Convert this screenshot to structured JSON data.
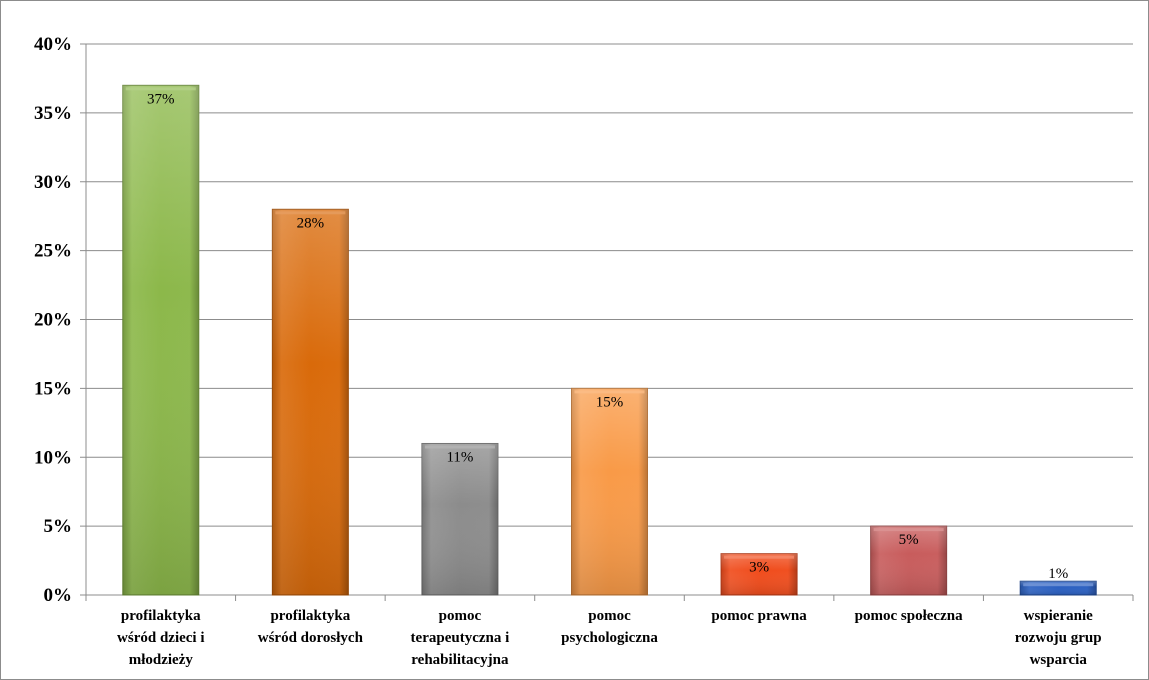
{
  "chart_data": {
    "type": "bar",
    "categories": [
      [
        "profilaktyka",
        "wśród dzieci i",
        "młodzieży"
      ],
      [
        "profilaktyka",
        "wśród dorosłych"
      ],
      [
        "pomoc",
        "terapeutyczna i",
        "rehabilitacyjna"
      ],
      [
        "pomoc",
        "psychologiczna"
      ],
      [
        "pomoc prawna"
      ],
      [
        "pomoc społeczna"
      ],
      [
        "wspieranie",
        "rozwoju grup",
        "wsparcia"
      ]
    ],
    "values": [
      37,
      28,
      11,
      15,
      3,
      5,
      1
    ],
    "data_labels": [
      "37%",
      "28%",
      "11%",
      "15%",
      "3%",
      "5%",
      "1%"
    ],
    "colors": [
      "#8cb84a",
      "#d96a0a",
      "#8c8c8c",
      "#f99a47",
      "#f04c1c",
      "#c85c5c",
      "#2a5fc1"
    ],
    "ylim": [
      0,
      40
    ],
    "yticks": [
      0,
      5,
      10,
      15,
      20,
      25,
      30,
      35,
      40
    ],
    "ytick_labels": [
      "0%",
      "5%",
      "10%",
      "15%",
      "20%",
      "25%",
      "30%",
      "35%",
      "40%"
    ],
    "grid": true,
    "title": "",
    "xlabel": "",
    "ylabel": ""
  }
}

•••

## STATED PROBLEM
Exclude the images and reproduce the remaining data exactly.

## EXERCISE ANSWER
Convert this screenshot to structured JSON data.
{
  "chart_data": {
    "type": "bar",
    "categories": [
      [
        "profilaktyka",
        "wśród dzieci i",
        "młodzieży"
      ],
      [
        "profilaktyka",
        "wśród dorosłych"
      ],
      [
        "pomoc",
        "terapeutyczna i",
        "rehabilitacyjna"
      ],
      [
        "pomoc",
        "psychologiczna"
      ],
      [
        "pomoc prawna"
      ],
      [
        "pomoc społeczna"
      ],
      [
        "wspieranie",
        "rozwoju grup",
        "wsparcia"
      ]
    ],
    "values": [
      37,
      28,
      11,
      15,
      3,
      5,
      1
    ],
    "data_labels": [
      "37%",
      "28%",
      "11%",
      "15%",
      "3%",
      "5%",
      "1%"
    ],
    "colors": [
      "#8cb84a",
      "#d96a0a",
      "#8c8c8c",
      "#f99a47",
      "#f04c1c",
      "#c85c5c",
      "#2a5fc1"
    ],
    "ylim": [
      0,
      40
    ],
    "yticks": [
      0,
      5,
      10,
      15,
      20,
      25,
      30,
      35,
      40
    ],
    "ytick_labels": [
      "0%",
      "5%",
      "10%",
      "15%",
      "20%",
      "25%",
      "30%",
      "35%",
      "40%"
    ],
    "grid": true,
    "title": "",
    "xlabel": "",
    "ylabel": ""
  }
}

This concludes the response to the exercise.